- [EXERCISE AIM]:
Leave out the pictures and repeat every record exactly.

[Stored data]
** Begin **
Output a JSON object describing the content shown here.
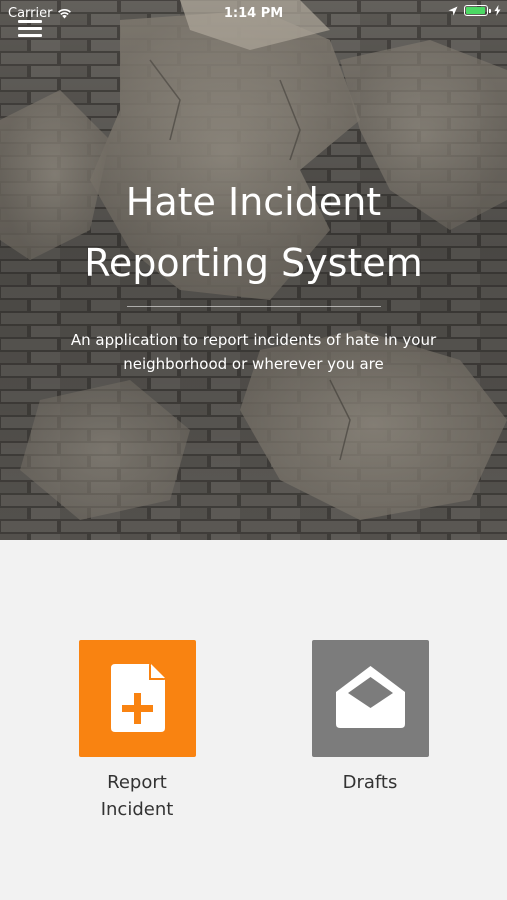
{
  "status_bar": {
    "carrier": "Carrier",
    "time": "1:14 PM",
    "battery_color": "#4cd964"
  },
  "header": {
    "menu_icon": "hamburger-menu-icon",
    "title_line1": "Hate Incident",
    "title_line2": "Reporting System",
    "subtitle_line1": "An application to report incidents of hate in your",
    "subtitle_line2": "neighborhood or wherever you are"
  },
  "actions": {
    "report": {
      "label_line1": "Report",
      "label_line2": "Incident",
      "icon": "new-document-icon",
      "color": "#f98311"
    },
    "drafts": {
      "label": "Drafts",
      "icon": "envelope-open-icon",
      "color": "#7c7c7c"
    }
  },
  "colors": {
    "background": "#f2f2f2",
    "text": "#333333"
  }
}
** End **
- [SOLUTION TO THIS EXERCISE]:
Output a JSON object describing the content shown here.
{
  "status_bar": {
    "carrier": "Carrier",
    "time": "1:14 PM",
    "battery_color": "#4cd964"
  },
  "header": {
    "menu_icon": "hamburger-menu-icon",
    "title_line1": "Hate Incident",
    "title_line2": "Reporting System",
    "subtitle_line1": "An application to report incidents of hate in your",
    "subtitle_line2": "neighborhood or wherever you are"
  },
  "actions": {
    "report": {
      "label_line1": "Report",
      "label_line2": "Incident",
      "icon": "new-document-icon",
      "color": "#f98311"
    },
    "drafts": {
      "label": "Drafts",
      "icon": "envelope-open-icon",
      "color": "#7c7c7c"
    }
  },
  "colors": {
    "background": "#f2f2f2",
    "text": "#333333"
  }
}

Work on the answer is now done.